● **Given exercise**: Go through the listing and copy every line word for word.

=====

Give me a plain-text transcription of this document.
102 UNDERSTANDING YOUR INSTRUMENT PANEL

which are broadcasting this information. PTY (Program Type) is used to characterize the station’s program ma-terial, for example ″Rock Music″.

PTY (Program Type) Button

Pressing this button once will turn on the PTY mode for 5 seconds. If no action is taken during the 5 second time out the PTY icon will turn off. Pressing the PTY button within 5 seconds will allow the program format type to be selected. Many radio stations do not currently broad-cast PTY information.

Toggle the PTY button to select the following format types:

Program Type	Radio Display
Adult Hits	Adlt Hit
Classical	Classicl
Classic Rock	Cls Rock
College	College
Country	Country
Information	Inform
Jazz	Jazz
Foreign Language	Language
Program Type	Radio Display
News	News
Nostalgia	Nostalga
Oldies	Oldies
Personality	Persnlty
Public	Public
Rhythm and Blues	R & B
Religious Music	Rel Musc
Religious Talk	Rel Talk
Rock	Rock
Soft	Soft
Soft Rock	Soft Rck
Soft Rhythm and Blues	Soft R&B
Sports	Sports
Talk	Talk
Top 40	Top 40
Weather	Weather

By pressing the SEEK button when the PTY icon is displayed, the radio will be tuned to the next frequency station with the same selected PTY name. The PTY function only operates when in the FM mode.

=====

● **Solved problem**:
Give me a plain-text transcription of this document.
102 UNDERSTANDING YOUR INSTRUMENT PANEL

which are broadcasting this information. PTY (Program Type) is used to characterize the station’s program ma-terial, for example ″Rock Music″.

PTY (Program Type) Button

Pressing this button once will turn on the PTY mode for 5 seconds. If no action is taken during the 5 second time out the PTY icon will turn off. Pressing the PTY button within 5 seconds will allow the program format type to be selected. Many radio stations do not currently broad-cast PTY information.

Toggle the PTY button to select the following format types:

Program Type	Radio Display
Adult Hits	Adlt Hit
Classical	Classicl
Classic Rock	Cls Rock
College	College
Country	Country
Information	Inform
Jazz	Jazz
Foreign Language	Language
Program Type	Radio Display
News	News
Nostalgia	Nostalga
Oldies	Oldies
Personality	Persnlty
Public	Public
Rhythm and Blues	R & B
Religious Music	Rel Musc
Religious Talk	Rel Talk
Rock	Rock
Soft	Soft
Soft Rock	Soft Rck
Soft Rhythm and Blues	Soft R&B
Sports	Sports
Talk	Talk
Top 40	Top 40
Weather	Weather

By pressing the SEEK button when the PTY icon is displayed, the radio will be tuned to the next frequency station with the same selected PTY name. The PTY function only operates when in the FM mode.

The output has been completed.